PETUNJUK: Ulangi seluruh teks tentang biopower dan politik modern tanpa mengubah satu kata pun.

TEKS PILIHAN:
Dewasa ini ditandai oleh “pendisiplinan” dan “penundukan” yaitu pemaksaan agar
manusia berperilaku tertentu. Ini disebut “biopower”. Politik adalah pengaturan dan penguasaan
hidup secara fundamental modern, yaitu manakala kehidupan manusia dipertaruhkan oleh
strategi politiknya sendiri. Dengan lain perkataan, kehidupan manusia menjadi objek politik itu
sendiri. Ini yang menjadi ciri dari politik modern, berbeda dari politik di masa lalu.

Entri dataset
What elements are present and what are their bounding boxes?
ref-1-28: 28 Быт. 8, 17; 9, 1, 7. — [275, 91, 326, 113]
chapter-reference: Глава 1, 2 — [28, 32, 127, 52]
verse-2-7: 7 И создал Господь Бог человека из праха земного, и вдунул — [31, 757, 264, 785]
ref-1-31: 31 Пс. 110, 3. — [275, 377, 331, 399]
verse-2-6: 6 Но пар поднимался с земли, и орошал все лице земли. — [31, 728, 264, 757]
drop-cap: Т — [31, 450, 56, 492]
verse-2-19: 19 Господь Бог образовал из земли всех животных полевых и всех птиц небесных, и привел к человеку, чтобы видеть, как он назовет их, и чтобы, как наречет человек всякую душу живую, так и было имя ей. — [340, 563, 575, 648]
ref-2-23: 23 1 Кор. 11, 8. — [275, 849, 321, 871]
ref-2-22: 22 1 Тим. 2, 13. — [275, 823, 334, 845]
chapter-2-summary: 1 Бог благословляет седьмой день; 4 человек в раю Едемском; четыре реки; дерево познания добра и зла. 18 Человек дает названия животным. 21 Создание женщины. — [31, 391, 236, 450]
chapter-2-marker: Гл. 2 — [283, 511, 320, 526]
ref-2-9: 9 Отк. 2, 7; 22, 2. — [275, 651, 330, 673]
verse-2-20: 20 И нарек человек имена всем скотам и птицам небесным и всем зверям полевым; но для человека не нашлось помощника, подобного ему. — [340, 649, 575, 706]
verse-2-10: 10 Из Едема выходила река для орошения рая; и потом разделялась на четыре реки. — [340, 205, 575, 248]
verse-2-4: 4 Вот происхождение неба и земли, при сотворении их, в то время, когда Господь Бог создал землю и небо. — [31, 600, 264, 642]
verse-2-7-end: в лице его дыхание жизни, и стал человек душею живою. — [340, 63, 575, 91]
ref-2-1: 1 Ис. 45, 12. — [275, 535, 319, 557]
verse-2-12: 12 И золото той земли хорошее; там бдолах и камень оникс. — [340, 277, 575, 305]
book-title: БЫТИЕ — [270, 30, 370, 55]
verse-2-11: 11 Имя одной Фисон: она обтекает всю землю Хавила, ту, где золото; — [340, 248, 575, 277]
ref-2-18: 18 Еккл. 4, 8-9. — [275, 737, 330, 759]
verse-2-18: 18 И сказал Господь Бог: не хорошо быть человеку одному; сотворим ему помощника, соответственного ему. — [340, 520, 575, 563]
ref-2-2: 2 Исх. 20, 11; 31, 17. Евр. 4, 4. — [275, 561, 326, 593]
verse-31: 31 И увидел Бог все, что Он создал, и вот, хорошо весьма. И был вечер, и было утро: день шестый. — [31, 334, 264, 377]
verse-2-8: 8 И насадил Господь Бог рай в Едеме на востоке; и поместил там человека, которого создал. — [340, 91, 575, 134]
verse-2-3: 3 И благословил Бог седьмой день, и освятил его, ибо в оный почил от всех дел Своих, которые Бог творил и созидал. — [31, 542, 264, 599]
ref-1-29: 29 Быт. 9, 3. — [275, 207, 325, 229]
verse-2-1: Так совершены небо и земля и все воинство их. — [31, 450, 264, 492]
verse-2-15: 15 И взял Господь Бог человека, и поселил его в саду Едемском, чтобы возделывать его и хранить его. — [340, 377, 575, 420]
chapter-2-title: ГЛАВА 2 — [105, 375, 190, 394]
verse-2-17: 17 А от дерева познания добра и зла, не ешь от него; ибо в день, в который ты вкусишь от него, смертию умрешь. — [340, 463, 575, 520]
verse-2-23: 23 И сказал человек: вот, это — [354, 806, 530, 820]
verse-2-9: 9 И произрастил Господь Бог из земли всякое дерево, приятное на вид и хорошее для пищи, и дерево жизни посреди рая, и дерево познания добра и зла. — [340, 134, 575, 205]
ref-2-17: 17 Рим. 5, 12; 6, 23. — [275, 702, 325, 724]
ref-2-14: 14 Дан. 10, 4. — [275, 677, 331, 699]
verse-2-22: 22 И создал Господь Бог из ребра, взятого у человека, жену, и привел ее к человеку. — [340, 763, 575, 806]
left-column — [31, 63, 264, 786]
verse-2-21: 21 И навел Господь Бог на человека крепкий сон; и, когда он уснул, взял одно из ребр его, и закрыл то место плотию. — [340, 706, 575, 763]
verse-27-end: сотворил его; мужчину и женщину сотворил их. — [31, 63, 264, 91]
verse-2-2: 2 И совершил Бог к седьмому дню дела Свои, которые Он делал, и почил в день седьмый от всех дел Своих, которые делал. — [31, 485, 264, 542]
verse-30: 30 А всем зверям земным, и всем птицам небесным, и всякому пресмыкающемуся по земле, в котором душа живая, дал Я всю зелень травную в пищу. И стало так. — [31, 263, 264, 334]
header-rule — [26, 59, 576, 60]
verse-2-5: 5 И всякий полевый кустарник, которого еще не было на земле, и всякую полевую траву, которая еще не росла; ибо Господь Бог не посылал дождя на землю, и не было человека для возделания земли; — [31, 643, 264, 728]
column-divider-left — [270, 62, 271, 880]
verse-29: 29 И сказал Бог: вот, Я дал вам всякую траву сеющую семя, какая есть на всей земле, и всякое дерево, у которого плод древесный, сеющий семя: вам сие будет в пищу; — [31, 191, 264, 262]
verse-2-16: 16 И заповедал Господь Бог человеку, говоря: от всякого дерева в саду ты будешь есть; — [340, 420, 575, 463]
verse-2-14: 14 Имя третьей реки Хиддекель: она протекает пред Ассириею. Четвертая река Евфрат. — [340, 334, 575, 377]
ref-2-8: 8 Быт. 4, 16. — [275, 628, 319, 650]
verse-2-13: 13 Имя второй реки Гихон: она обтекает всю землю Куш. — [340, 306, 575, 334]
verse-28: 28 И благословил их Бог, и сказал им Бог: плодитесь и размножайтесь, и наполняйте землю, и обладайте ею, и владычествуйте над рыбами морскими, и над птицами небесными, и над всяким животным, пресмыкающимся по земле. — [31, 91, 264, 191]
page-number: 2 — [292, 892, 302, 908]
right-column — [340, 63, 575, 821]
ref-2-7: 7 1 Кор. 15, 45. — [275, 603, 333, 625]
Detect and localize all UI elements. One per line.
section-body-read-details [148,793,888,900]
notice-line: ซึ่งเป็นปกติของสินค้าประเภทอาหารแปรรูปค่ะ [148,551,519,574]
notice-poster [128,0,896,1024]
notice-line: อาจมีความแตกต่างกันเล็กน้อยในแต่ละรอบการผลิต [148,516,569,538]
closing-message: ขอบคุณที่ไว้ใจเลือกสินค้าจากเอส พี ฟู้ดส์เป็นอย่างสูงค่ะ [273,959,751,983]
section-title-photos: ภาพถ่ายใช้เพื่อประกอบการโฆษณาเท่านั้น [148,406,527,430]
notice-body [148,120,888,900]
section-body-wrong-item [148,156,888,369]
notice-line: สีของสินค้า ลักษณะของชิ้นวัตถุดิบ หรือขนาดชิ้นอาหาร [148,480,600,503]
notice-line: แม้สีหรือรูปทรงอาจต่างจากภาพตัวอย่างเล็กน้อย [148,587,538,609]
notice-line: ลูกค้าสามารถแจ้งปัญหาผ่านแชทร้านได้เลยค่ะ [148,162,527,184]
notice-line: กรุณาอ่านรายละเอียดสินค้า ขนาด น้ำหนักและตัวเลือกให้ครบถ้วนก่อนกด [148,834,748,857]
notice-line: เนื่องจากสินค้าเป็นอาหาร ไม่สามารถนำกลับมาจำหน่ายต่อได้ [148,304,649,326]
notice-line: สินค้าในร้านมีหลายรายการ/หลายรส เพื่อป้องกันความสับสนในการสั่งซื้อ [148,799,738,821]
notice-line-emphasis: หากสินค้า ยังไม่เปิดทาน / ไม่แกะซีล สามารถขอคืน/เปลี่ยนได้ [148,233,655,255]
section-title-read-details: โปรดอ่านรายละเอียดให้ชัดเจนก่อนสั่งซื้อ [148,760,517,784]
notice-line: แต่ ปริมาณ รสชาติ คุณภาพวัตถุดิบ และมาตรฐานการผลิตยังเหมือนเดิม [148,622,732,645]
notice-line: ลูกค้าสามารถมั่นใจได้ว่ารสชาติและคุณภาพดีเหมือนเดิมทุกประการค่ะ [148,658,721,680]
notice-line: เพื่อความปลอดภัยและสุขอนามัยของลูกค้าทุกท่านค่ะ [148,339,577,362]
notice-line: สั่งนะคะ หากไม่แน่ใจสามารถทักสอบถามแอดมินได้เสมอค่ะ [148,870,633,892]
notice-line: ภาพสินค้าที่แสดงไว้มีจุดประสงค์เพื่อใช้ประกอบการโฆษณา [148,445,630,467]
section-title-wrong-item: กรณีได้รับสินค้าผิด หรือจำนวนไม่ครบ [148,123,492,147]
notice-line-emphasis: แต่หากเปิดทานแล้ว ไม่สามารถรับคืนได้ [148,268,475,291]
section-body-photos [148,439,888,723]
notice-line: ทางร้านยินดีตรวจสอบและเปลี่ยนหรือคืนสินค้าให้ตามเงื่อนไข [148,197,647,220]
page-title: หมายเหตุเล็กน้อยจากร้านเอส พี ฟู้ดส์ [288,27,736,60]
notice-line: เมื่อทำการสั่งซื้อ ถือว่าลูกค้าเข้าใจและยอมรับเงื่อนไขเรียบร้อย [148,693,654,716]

HASIL:
Dewasa ini ditandai oleh “pendisiplinan” dan “penundukan” yaitu pemaksaan agar
manusia berperilaku tertentu. Ini disebut “biopower”. Politik adalah pengaturan dan penguasaan
hidup secara fundamental modern, yaitu manakala kehidupan manusia dipertaruhkan oleh
strategi politiknya sendiri. Dengan lain perkataan, kehidupan manusia menjadi objek politik itu
sendiri. Ini yang menjadi ciri dari politik modern, berbeda dari politik di masa lalu.